* [INPUT MATERIAL]:
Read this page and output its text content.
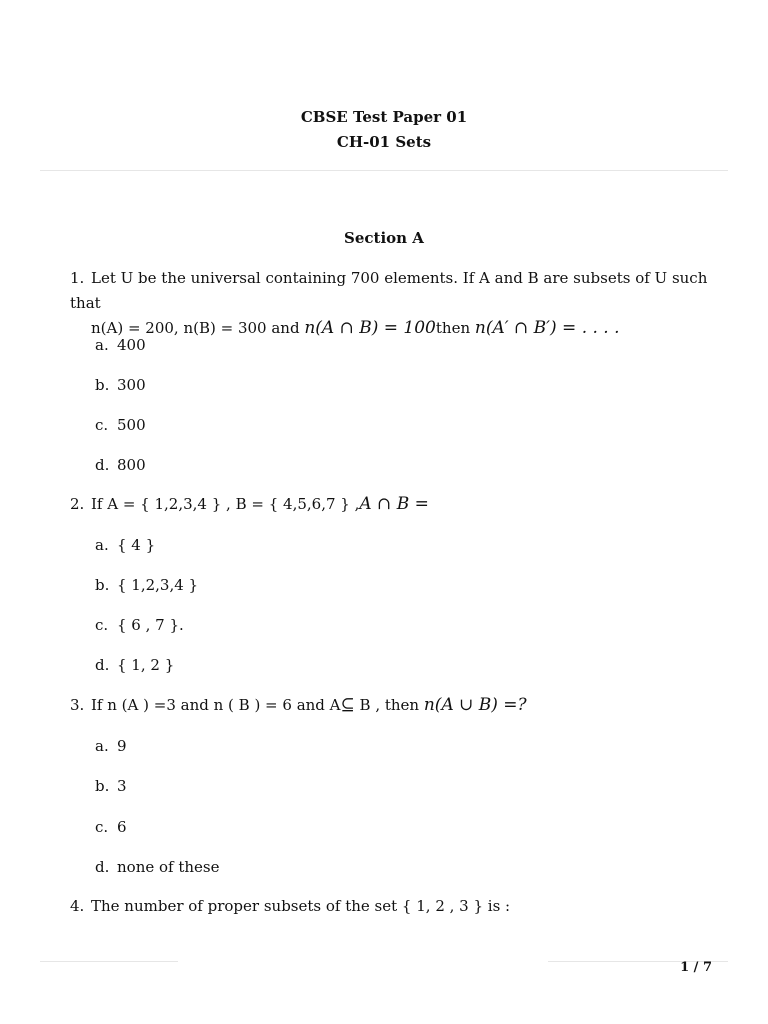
CBSE Test Paper 01
CH-01 Sets
Section A
1. Let U be the universal containing 700 elements. If A and B are subsets of U such that
n(A) = 200, n(B) = 300 and n(A ∩ B) = 100then n(A′ ∩ B′) = . . . .
a. 400
b. 300
c. 500
d. 800
2. If A = { 1,2,3,4 } , B = { 4,5,6,7 } ,A ∩ B =
a. { 4 }
b. { 1,2,3,4 }
c. { 6 , 7 }.
d. { 1, 2 }
3. If n (A ) =3 and n ( B ) = 6 and A⊆ B , then n(A ∪ B) =?
a. 9
b. 3
c. 6
d. none of these
4. The number of proper subsets of the set { 1, 2 , 3 } is :
1 / 7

* [PROBLEM STATEMENT]: Apart from the pictures, the entries above are to be repeated in full and exactly.

* [THE RESPONSE]:
Read this page and output its text content.
CBSE Test Paper 01
CH-01 Sets
Section A
1. Let U be the universal containing 700 elements. If A and B are subsets of U such that
n(A) = 200, n(B) = 300 and n(A ∩ B) = 100then n(A′ ∩ B′) = . . . .
a. 400
b. 300
c. 500
d. 800
2. If A = { 1,2,3,4 } , B = { 4,5,6,7 } ,A ∩ B =
a. { 4 }
b. { 1,2,3,4 }
c. { 6 , 7 }.
d. { 1, 2 }
3. If n (A ) =3 and n ( B ) = 6 and A⊆ B , then n(A ∪ B) =?
a. 9
b. 3
c. 6
d. none of these
4. The number of proper subsets of the set { 1, 2 , 3 } is :
1 / 7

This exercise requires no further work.